WHAT IS REQUIRED =
"Casale" appears in how many lines of the entries? State only the number.

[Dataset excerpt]
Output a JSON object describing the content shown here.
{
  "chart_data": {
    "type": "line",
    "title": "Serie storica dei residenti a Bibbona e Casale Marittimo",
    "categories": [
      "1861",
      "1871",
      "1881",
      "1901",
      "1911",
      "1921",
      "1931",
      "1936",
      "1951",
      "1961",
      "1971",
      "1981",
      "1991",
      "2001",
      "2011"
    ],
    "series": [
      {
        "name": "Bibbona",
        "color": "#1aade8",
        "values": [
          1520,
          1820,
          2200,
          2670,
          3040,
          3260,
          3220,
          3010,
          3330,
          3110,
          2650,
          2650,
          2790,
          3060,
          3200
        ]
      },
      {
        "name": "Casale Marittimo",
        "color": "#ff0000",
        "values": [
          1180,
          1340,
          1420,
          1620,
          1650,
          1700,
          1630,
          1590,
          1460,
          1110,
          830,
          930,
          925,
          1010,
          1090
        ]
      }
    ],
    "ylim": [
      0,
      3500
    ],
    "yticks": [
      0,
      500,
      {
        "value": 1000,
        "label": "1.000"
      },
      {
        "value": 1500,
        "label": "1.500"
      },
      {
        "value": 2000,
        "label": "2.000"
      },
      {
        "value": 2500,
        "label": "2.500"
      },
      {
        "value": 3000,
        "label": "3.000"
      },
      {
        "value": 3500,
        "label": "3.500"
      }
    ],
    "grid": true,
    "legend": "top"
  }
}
--
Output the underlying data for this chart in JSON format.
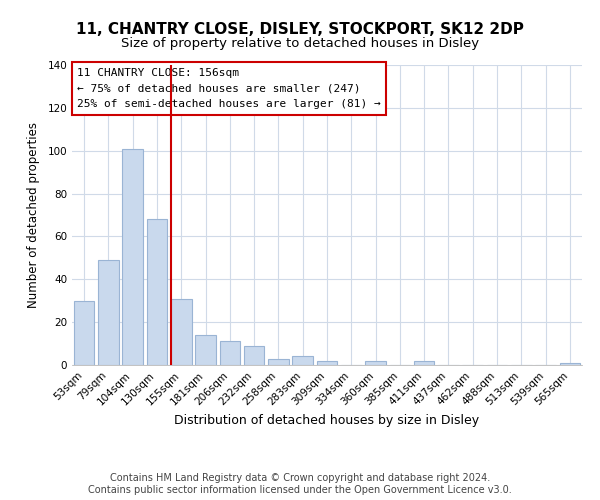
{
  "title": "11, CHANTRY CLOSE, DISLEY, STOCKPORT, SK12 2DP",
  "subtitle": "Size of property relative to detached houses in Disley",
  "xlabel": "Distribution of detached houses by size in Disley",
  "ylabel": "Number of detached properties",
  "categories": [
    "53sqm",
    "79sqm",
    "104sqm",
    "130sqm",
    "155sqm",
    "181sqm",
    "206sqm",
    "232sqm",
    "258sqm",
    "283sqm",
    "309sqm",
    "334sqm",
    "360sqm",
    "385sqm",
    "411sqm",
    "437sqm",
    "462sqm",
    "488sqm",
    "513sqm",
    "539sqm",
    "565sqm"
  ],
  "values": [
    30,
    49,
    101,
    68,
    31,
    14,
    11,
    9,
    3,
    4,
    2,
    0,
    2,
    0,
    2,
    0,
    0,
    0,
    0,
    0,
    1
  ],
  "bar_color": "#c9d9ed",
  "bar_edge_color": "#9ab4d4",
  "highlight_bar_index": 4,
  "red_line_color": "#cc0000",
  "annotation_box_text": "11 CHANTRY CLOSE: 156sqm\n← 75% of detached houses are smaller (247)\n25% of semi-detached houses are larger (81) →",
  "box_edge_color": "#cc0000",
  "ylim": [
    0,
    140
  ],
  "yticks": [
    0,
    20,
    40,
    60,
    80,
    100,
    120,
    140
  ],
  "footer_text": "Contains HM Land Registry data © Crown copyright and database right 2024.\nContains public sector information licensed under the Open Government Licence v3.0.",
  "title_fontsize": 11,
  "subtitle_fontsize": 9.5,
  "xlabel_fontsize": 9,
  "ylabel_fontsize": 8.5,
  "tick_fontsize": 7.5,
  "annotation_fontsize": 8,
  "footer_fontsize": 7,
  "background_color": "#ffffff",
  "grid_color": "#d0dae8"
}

THE SOLUTION =
2